** TAREFA SOLICITADA 1 **
Reproduza integralmente, sem nenhuma modificação, o texto sobre a violência no Iraque.

** TRECHO APRESENTADO **
++++

Diariamente, somos bombardeados por informações vindas de todos os lados. Recebemos notícias, indicadores, análises, e prognósticos que chegam dos cinco continentes. Apesar da enormidade de informações, quase sempre nos vemos incapazes de compreender o que ocorre. Este blog pretende ser uma contribuição para entender esse mundo complexo. É claro, não tem a pretensão de ser um oráculo, que dê conta de tudo o que ocorre no mundo, mas uma busca incessante de entender o que acontece à nossa volta.

terça-feira, 23 de julho de 2013

O sombrio horizonte do Iraque

Nos últimos meses, a violência tem se intensificado no Iraque. Centenas de pessoas foram mortas em recorrentes atentados com carros bomba ou por meio de militantes suicidas. A luta entre diferentes segmentos da população tem degenerado em uma violência sem fim, que beira a guerra civil. Mas afinal, há perspectivas de uma estabilização no país?

++++

** TAREFA SOLICITADA 2 **
Devolva somente as linhas dos registros situadas entre a que contém "meeting-date-cell: 8/12/2027: [9, 639, 158, 680]" e a que contém "table-row: 15/9/2027 0,0%", ambas incluídas, sem nenhuma modificação.

++++

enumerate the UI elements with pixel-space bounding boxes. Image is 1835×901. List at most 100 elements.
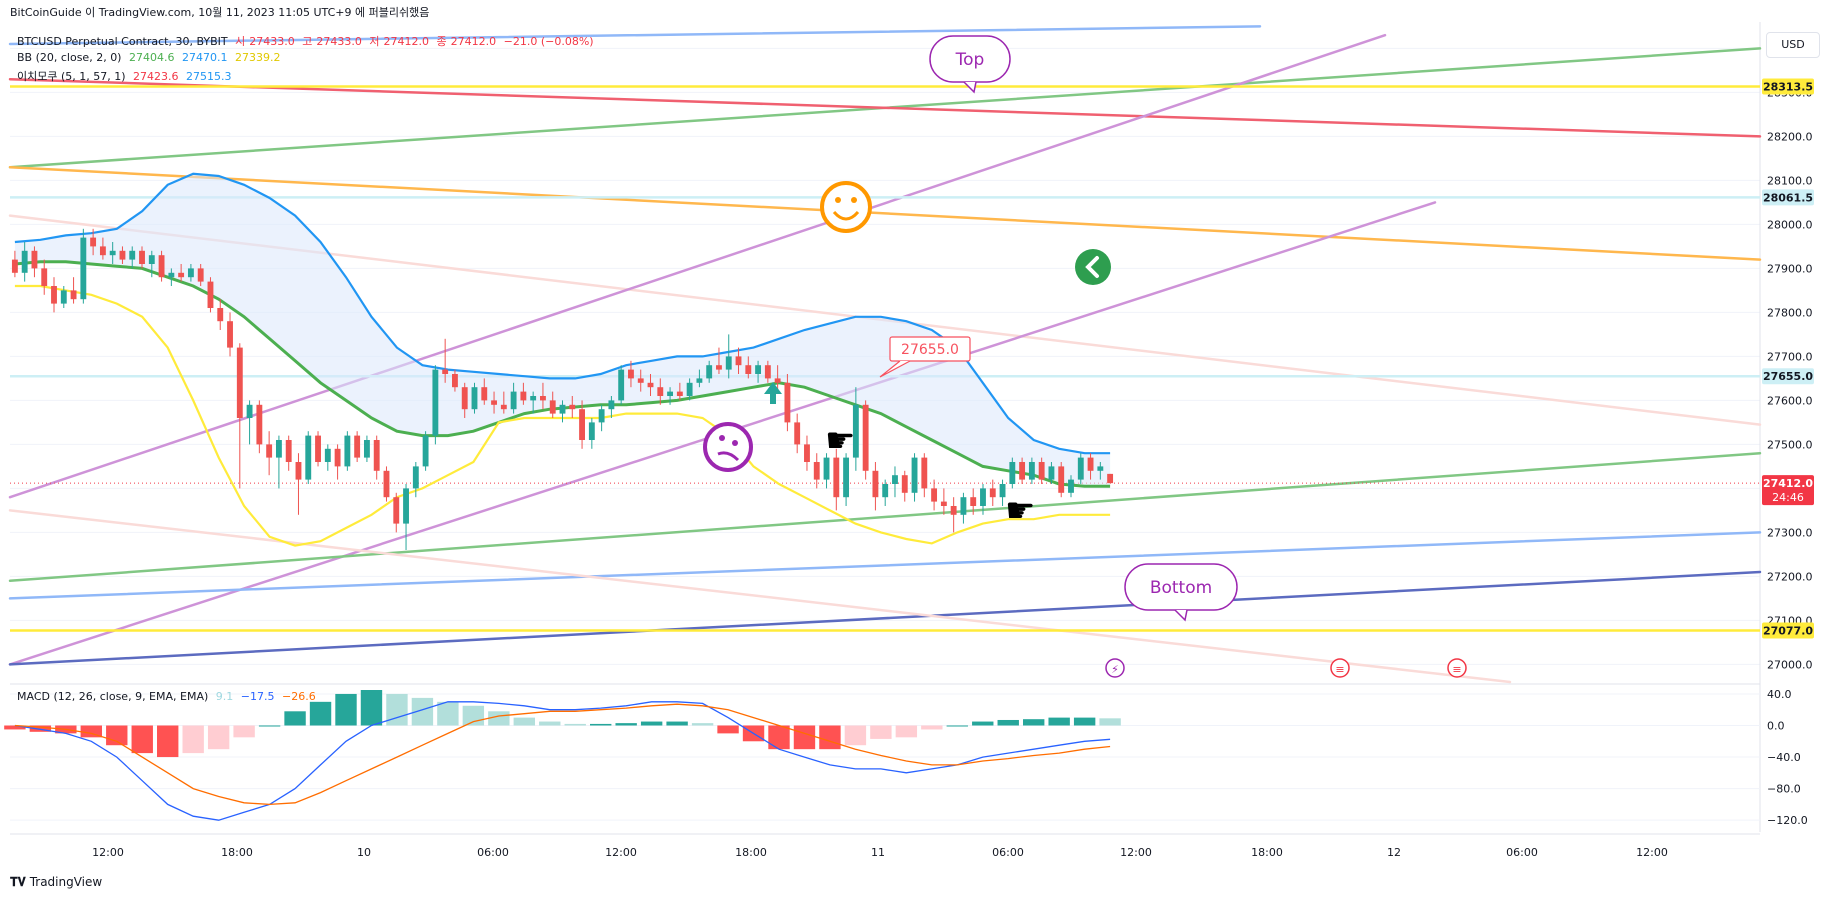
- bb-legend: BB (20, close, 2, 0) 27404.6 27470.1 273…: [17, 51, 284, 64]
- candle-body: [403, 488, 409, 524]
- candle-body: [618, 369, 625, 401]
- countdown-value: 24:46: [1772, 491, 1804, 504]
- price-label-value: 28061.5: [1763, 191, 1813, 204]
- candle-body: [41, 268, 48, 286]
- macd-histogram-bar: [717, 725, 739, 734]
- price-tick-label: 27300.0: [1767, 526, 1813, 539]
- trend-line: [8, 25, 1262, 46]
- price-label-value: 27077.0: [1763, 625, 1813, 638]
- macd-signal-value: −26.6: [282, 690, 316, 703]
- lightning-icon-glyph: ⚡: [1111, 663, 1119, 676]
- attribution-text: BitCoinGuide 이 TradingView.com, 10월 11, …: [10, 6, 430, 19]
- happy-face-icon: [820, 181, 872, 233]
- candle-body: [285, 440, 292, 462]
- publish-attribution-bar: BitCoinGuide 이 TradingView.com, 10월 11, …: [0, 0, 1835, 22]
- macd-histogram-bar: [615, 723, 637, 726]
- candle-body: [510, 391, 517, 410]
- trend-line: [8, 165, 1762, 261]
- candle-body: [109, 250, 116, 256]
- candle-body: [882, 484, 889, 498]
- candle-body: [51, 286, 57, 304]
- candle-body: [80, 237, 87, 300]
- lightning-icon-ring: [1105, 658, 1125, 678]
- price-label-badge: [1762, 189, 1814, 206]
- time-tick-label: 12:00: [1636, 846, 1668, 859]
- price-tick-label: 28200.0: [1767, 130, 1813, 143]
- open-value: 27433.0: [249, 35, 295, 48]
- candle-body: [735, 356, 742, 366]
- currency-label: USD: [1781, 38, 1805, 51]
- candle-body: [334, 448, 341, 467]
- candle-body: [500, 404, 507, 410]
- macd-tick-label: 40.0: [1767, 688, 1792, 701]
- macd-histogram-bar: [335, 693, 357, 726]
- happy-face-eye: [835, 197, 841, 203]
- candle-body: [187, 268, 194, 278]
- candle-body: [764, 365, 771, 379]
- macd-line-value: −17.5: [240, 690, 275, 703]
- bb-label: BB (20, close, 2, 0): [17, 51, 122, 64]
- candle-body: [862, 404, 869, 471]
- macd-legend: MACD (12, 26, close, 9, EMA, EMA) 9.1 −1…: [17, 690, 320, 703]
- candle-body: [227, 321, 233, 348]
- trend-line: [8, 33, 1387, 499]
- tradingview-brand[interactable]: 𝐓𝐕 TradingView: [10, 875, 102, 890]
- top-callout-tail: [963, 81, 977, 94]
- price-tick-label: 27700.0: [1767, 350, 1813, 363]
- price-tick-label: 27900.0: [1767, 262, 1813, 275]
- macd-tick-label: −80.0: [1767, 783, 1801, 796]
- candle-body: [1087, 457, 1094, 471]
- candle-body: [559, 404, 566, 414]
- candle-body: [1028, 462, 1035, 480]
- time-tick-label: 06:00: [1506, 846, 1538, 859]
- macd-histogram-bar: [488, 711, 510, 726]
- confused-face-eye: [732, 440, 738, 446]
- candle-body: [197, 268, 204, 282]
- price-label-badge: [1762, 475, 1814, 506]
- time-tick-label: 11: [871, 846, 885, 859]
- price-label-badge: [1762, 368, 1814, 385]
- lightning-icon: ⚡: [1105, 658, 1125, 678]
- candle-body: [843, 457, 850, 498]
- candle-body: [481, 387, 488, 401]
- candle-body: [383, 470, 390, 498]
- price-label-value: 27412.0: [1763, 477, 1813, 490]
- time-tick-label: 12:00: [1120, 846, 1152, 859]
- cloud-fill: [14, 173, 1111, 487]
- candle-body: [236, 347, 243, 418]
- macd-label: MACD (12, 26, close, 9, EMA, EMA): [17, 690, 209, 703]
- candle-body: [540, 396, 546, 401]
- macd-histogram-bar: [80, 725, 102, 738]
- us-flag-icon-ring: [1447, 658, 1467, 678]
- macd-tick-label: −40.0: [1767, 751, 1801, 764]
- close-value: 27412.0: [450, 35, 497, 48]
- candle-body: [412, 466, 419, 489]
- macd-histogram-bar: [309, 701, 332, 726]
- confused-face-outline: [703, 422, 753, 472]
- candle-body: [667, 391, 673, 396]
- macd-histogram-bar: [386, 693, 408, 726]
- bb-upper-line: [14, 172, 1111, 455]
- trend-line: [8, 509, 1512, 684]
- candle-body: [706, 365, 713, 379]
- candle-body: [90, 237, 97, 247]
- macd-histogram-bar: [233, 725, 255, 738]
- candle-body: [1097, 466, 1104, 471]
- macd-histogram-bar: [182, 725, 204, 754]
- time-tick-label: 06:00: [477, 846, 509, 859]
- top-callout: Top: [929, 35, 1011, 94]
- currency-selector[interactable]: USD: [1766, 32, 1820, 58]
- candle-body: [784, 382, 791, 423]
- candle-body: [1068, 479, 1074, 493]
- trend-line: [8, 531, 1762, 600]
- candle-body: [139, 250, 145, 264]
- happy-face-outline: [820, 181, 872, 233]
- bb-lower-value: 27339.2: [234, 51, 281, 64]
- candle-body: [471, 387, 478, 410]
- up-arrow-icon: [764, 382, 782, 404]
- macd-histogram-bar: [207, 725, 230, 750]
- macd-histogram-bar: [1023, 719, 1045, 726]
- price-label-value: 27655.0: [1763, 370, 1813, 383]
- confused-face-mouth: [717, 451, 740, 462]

++++

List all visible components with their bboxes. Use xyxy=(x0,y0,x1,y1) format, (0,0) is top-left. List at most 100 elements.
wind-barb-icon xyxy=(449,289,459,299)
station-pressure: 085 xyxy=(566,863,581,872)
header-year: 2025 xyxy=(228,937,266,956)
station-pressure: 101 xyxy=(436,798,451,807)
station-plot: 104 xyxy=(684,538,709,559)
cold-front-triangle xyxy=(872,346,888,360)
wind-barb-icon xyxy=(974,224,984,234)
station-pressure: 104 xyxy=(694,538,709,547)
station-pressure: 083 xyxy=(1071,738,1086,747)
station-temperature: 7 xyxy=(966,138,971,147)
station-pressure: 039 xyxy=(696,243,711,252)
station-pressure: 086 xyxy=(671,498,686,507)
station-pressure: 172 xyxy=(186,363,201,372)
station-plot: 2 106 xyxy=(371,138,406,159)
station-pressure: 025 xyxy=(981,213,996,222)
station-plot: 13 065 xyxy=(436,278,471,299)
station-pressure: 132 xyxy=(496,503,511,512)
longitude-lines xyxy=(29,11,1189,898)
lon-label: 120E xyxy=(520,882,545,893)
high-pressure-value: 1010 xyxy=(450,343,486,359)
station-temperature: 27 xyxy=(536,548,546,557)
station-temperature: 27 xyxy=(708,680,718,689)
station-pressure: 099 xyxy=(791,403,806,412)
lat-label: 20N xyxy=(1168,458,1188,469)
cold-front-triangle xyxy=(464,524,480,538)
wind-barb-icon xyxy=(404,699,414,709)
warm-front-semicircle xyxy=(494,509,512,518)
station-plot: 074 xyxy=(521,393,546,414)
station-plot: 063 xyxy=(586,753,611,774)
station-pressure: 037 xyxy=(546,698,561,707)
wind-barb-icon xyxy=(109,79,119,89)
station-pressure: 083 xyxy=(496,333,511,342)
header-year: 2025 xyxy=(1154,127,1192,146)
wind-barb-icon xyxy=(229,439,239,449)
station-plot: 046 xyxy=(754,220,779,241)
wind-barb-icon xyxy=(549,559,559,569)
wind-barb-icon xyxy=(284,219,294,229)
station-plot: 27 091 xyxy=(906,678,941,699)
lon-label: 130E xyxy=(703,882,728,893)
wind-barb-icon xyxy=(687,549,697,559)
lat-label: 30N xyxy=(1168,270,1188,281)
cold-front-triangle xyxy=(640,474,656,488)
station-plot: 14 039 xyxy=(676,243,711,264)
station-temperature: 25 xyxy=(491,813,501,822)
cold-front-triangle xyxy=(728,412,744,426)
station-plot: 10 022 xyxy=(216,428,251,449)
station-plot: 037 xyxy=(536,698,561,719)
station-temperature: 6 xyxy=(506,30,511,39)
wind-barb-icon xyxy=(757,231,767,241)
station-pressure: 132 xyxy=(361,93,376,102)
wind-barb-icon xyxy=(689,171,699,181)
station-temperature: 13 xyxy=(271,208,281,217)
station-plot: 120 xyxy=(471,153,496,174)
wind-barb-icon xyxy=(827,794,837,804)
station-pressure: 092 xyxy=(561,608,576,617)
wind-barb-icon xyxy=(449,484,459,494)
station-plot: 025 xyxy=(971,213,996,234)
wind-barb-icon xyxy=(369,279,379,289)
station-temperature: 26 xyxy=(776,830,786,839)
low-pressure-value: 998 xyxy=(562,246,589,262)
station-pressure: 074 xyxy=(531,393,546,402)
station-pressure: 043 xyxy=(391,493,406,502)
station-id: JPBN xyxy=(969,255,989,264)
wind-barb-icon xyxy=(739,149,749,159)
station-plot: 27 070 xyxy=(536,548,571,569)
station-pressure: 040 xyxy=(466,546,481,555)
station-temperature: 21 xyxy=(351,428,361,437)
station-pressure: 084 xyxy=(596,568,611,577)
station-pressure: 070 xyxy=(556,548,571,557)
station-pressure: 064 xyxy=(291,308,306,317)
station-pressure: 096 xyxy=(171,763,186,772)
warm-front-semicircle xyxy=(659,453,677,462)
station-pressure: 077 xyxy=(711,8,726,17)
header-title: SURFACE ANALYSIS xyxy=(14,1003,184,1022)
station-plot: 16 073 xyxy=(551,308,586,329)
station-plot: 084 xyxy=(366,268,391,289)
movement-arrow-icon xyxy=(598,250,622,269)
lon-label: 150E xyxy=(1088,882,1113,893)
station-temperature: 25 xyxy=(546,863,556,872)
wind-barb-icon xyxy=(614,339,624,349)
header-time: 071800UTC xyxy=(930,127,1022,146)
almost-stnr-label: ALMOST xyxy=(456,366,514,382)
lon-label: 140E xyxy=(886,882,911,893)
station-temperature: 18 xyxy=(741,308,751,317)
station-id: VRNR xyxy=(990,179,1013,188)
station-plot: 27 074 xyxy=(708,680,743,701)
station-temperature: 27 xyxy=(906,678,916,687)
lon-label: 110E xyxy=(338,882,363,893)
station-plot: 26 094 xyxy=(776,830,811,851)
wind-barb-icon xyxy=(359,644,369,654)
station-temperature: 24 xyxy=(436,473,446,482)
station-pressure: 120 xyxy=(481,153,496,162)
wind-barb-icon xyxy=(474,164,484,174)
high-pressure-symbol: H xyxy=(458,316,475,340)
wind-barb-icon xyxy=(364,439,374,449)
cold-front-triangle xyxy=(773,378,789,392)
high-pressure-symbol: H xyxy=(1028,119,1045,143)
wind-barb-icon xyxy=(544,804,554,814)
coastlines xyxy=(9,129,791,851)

++++

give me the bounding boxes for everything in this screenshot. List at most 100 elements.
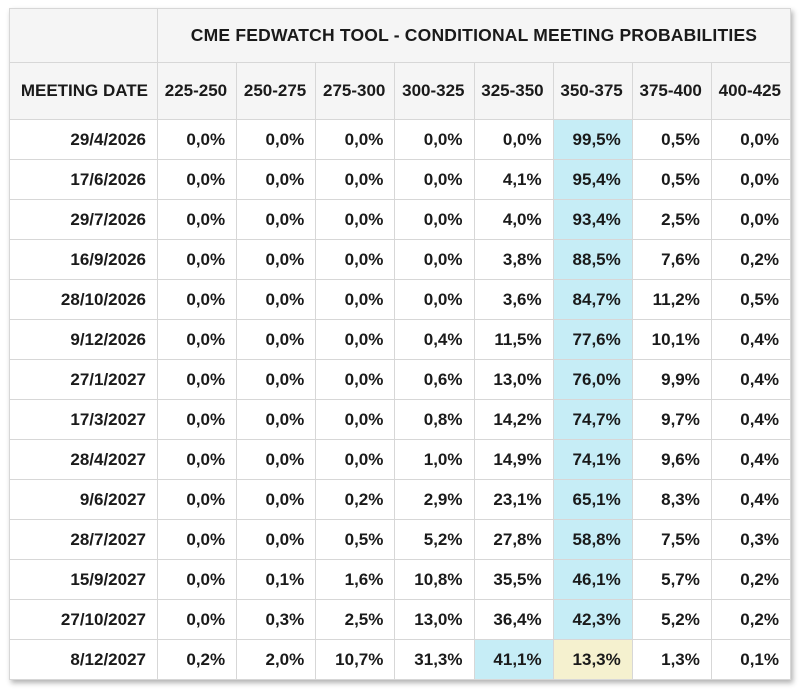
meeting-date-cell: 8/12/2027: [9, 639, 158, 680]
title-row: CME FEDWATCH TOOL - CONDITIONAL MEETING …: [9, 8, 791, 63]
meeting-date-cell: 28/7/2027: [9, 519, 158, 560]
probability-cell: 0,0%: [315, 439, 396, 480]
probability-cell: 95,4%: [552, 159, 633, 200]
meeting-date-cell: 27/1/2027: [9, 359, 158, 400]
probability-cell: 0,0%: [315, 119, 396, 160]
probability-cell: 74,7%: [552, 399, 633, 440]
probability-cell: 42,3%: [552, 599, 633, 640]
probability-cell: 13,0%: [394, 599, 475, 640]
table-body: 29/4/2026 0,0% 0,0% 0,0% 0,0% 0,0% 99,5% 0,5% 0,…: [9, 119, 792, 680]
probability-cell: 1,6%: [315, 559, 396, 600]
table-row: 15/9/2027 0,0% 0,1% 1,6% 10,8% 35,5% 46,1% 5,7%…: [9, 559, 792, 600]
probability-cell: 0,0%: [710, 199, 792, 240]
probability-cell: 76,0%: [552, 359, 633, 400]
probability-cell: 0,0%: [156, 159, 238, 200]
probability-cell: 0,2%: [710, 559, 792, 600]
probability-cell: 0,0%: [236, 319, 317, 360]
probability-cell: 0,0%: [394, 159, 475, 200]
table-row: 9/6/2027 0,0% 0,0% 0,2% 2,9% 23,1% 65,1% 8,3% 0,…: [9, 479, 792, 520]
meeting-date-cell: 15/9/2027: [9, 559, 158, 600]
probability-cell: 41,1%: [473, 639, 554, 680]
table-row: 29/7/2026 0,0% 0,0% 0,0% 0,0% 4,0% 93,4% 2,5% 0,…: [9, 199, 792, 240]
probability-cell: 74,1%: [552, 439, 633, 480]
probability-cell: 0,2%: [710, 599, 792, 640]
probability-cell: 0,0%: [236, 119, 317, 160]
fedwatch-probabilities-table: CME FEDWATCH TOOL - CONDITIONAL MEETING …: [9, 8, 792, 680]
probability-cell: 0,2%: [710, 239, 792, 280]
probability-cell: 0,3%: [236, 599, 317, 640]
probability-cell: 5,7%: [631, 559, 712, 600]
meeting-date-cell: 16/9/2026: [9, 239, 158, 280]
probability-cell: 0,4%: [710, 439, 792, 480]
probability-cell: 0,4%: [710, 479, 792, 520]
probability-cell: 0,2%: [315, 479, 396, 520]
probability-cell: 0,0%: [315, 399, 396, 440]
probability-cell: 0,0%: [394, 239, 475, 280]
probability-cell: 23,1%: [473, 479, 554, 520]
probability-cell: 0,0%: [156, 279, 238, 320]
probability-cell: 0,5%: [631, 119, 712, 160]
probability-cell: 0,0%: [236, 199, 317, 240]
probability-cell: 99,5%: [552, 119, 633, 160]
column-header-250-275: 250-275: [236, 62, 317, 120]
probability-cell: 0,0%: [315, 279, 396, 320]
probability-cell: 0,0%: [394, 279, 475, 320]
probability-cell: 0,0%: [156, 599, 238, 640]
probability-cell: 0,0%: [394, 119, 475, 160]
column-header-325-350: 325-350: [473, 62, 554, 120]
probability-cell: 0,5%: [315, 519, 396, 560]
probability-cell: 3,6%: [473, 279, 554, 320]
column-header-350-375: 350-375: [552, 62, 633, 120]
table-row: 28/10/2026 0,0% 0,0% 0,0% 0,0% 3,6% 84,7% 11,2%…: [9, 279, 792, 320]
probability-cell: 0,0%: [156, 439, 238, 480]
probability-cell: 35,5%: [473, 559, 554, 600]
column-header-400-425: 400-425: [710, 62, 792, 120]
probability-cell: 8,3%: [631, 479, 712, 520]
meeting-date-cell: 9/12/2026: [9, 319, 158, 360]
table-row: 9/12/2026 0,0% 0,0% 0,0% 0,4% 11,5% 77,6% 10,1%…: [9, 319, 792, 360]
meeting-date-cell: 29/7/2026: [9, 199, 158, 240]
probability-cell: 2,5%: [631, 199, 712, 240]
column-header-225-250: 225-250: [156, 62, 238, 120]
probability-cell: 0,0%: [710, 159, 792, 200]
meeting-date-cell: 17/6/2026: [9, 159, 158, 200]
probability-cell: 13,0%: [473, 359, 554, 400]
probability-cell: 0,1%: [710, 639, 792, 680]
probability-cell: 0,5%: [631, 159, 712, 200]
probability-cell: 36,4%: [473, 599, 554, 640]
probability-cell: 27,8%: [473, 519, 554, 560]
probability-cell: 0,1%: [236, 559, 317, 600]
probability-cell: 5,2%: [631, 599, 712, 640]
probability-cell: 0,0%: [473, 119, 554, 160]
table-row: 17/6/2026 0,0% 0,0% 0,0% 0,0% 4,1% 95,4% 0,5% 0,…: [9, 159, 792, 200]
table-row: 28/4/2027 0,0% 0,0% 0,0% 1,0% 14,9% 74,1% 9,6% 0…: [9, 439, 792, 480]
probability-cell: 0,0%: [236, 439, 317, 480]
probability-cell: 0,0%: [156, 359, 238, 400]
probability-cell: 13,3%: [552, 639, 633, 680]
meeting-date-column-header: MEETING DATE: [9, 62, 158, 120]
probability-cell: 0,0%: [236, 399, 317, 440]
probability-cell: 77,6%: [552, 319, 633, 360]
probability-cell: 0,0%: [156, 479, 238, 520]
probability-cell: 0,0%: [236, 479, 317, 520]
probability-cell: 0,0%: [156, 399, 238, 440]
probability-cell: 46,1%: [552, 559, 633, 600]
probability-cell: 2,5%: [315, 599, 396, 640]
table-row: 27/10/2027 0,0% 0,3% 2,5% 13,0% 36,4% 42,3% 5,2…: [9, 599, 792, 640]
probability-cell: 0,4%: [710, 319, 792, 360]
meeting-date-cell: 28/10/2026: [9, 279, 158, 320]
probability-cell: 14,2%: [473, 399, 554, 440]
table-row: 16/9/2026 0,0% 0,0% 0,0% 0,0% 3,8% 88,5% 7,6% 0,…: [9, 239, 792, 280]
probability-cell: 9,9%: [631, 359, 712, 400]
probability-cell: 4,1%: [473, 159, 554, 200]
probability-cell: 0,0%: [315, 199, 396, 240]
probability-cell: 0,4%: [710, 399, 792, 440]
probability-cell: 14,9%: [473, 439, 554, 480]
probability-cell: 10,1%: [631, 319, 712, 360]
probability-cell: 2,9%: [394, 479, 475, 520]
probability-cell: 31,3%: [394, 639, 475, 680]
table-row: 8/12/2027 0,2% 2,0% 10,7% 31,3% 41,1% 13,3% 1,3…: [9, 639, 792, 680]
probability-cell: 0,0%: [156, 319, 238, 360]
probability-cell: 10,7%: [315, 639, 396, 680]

++++

** RESULTADO CORRETO 1 **
Diariamente, somos bombardeados por informações vindas de todos os lados. Recebemos notícias, indicadores, análises, e prognósticos que chegam dos cinco continentes. Apesar da enormidade de informações, quase sempre nos vemos incapazes de compreender o que ocorre. Este blog pretende ser uma contribuição para entender esse mundo complexo. É claro, não tem a pretensão de ser um oráculo, que dê conta de tudo o que ocorre no mundo, mas uma busca incessante de entender o que acontece à nossa volta.

terça-feira, 23 de julho de 2013

O sombrio horizonte do Iraque

Nos últimos meses, a violência tem se intensificado no Iraque. Centenas de pessoas foram mortas em recorrentes atentados com carros bomba ou por meio de militantes suicidas. A luta entre diferentes segmentos da população tem degenerado em uma violência sem fim, que beira a guerra civil. Mas afinal, há perspectivas de uma estabilização no país?

** RESULTADO CORRETO 2 **
meeting-date-cell: 8/12/2027: [9, 639, 158, 680]
title-row: CME FEDWATCH TOOL - CONDITIONAL MEETING …: [9, 8, 791, 63]
meeting-date-cell: 28/7/2027: [9, 519, 158, 560]
probability-cell: 0,0%: [315, 439, 396, 480]
probability-cell: 95,4%: [552, 159, 633, 200]
meeting-date-cell: 27/1/2027: [9, 359, 158, 400]
probability-cell: 0,0%: [315, 119, 396, 160]
probability-cell: 74,7%: [552, 399, 633, 440]
probability-cell: 42,3%: [552, 599, 633, 640]
probability-cell: 13,0%: [394, 599, 475, 640]
table-body: 29/4/2026 0,0% 0,0% 0,0% 0,0% 0,0% 99,5% 0,5% 0,…: [9, 119, 792, 680]
probability-cell: 1,6%: [315, 559, 396, 600]
table-row: 15/9/2027 0,0% 0,1% 1,6% 10,8% 35,5% 46,1% 5,7%…: [9, 559, 792, 600]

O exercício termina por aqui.